REQUISITOS DE LA TAREA →
1) Según el texto sobre créditos hipotecarios, ¿por qué es importante que participen 13 entidades financieras distintas en la primera ronda? Responde en una a tres oraciones.
2) Retoma el texto sobre créditos hipotecarios y continúalo a partir de su última oración.

TEXTO DE LECTURA →

☆ ☆ ☆ ☆ ☆

La participación de 13 entidades financieras diferentes en esta primera ronda indica que no se trata de un movimiento concentrado en uno o dos grandes bancos, sino que hay una dispersión relativa del negocio. Esto es importante porque sugiere que múltiples instituciones ven oportunidades en este nicho y están dispuestas a tomar los riesgos asociados. Sin embargo, la cifra total también refleja la magnitud del problema: si cada banco capturase en promedio $15.000 millones, estaríamos hablando de que podrían instrumentar entre 100 y 500 hipotecas por institución, cifra que es prácticamente insignificante comparada con el déficit de viviendas que sufre el país y con el rezago histórico en otorgamiento de créditos hipotecarios.
Lo interesante desde el punto de vista del diseño de política económica es que este mecanismo genera una serie de efectos secundarios que van más allá del simple otorgamiento de créditos. En primer término, proporciona señales de estabilidad al mercado: bancos dispuestos a prestar significa que hay expectativas de que los deudores podrán pagar. En segundo término, genera demanda por actividad de construcción, lo que impulsa empleo en la rama de la construcción, en la producción de materiales, en el transporte y en todas las actividades vinculadas. En tercera instancia, la venta de viviendas y la construcción generan ingresos fiscales por impuestos inmobiliarios y por IVA en toda la cadena de valor involucrada.

☆ ☆ ☆ ☆ ☆

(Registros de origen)
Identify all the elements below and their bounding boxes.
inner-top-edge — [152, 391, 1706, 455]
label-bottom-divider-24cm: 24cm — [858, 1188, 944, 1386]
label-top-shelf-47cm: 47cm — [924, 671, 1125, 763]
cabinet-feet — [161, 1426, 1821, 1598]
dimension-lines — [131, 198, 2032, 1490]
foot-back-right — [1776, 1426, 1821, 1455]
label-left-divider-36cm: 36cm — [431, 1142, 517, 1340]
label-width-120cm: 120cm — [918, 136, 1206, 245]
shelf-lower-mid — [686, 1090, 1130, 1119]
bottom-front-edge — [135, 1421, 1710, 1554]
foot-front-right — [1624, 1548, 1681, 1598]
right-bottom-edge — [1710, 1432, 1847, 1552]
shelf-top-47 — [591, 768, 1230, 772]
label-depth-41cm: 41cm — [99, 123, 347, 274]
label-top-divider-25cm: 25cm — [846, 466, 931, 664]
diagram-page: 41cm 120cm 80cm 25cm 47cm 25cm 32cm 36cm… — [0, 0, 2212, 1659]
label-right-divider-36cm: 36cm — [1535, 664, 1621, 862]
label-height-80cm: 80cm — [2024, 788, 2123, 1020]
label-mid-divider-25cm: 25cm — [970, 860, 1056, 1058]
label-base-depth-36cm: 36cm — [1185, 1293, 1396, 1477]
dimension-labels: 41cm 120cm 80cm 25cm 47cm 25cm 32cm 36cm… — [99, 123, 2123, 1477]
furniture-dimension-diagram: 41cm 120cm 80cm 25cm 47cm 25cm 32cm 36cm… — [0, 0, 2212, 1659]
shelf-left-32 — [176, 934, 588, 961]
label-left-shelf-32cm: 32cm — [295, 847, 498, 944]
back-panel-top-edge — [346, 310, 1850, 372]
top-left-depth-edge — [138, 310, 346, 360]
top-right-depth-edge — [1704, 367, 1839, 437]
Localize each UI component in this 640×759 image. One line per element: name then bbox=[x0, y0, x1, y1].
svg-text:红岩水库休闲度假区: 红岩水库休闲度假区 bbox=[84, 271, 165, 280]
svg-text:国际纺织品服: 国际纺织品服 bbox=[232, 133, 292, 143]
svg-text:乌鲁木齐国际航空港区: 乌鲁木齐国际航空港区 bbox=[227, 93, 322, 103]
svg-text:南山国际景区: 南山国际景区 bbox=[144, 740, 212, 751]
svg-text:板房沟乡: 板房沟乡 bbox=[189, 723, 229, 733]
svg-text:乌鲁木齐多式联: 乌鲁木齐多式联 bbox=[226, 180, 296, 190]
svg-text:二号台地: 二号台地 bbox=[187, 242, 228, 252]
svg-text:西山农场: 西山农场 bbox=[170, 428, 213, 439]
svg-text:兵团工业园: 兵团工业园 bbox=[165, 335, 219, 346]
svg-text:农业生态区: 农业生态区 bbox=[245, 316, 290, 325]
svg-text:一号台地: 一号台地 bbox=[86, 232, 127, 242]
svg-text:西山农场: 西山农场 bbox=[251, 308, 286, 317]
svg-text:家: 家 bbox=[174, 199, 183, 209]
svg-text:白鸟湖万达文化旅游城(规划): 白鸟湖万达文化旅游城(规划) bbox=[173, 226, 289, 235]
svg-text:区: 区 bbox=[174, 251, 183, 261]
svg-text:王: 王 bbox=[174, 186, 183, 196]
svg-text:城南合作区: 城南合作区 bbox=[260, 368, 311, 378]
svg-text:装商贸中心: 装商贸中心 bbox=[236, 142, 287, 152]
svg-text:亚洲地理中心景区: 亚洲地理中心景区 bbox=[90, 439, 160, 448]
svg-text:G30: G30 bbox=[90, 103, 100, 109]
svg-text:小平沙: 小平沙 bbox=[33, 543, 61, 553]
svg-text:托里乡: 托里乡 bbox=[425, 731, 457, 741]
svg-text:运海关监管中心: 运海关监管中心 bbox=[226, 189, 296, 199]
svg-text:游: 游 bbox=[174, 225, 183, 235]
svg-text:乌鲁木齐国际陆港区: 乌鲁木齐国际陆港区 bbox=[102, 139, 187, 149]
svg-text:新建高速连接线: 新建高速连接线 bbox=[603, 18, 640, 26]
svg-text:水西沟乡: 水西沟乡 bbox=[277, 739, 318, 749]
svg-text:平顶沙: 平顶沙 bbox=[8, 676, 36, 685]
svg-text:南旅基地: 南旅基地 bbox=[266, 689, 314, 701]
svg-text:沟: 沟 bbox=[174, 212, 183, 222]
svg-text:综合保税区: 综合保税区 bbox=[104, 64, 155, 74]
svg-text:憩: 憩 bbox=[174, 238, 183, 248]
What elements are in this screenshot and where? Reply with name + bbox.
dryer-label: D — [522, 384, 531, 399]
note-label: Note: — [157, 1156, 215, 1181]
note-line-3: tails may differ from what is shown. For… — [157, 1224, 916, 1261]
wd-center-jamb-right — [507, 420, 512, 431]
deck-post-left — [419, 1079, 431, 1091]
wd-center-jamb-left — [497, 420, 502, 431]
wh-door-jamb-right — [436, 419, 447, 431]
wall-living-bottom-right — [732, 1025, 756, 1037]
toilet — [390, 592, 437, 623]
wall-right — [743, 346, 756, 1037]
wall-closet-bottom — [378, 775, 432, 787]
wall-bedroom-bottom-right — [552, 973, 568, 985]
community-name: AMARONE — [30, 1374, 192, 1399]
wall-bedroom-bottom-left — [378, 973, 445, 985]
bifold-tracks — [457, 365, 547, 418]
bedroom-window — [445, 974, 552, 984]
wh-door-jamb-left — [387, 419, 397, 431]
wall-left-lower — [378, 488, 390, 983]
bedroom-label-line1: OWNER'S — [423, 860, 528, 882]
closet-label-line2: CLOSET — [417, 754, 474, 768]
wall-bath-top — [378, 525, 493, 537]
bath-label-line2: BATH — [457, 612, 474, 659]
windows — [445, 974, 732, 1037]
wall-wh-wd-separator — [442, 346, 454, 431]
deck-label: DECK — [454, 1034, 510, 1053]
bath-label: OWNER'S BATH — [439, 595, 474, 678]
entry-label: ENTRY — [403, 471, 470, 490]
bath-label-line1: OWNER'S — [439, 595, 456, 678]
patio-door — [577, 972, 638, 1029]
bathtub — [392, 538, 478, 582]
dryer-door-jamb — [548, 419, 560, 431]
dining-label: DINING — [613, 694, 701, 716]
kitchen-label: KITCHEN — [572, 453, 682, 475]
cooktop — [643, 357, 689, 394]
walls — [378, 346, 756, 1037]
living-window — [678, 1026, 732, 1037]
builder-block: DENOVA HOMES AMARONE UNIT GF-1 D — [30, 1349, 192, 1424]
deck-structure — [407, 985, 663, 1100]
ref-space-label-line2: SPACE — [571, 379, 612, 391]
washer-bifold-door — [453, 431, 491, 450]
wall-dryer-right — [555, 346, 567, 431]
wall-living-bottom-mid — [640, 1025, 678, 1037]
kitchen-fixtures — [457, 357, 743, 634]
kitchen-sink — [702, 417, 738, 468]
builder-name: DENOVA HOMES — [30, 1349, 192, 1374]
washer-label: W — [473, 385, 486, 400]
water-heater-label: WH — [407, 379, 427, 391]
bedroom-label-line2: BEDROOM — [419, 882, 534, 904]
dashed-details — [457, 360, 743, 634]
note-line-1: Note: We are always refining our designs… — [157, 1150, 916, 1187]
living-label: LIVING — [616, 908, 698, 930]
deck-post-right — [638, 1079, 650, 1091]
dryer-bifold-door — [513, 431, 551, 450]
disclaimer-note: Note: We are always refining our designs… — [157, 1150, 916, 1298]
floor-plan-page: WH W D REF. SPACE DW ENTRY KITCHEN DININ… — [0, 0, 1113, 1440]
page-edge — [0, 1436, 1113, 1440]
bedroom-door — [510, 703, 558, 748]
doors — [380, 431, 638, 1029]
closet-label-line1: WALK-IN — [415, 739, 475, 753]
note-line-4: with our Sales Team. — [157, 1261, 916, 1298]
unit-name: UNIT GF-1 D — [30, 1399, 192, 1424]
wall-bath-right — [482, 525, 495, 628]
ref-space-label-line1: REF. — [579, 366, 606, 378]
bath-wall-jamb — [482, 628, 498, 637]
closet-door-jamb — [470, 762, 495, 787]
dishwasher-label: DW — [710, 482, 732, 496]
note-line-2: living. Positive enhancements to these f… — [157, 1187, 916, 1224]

☆ ☆ ☆ ☆ ☆

RESPUESTAS →
1) Que participen 13 entidades indica que el negocio no se concentra en uno o dos grandes bancos, sino que está relativamente disperso. Esto importa porque sugiere que múltiples instituciones ven oportunidades en este nicho y están dispuestas a asumir los riesgos asociados.

2)
¿Qué viene después? Escenarios posibles
El lanzamiento de esta primera licitación abre varios caminos posibles. Por un lado, si el sistema funciona correctamente y los bancos comienzan a otorgar créditos que luego son pagados sin inconvenientes, es probable que se realicen nuevas licitaciones con montos crecientes. El BCRA podría iterar el proceso mensualmente o en otra periodicidad, creando un flujo estable de financiamiento. Por otro lado, existe el riesgo de que los créditos otorgados enfrenten dificultades de recupero si las condiciones económicas se deterioran, lo que podría generar un deterioro en la cartera de créditos hipotecarios de los bancos y terminales en pérdidas para el FGS. Existe también la posibilidad de que el esquema no sea suficiente para dinamizar significativamente el mercado, en cuyo caso se requerirían medidas adicionales que complementen este esfuerzo.
Las implicancias para el futuro son múltiples y complejas. Si el mecanismo prospera, podría contribuir a una recuperación gradual del mercado inmobiliario, lo que tendría efectos positivos en crecimiento económico, empleo y en la calidad de vida de las familias que logren acceder a vivienda propia. Sin embargo, también existe la posibilidad de que genere distorsiones si la tasa de interés implícita en este esquema es significativamente menor a la que prevalece en el mercado, lo que podría crear ineficiencias en la asignación de recursos. Algunos analistas señalarían que utilizar fondos previsionales para financiar viviendas es una forma de subsidio cruzado que favorece a quienes pueden acceder al crédito en detrimento de los jubilados actuales cuya pensión depende del desempeño de estos fondos. Otros argumentarían que se trata de una inversión social legítima que resuelve un problema de mercado y genera retornos económicos. Lo cierto es que los hechos están sobre la mesa y el mercado, junto con el paso del tiempo, dirán si esta apuesta fue acertada o si requiere ajustes.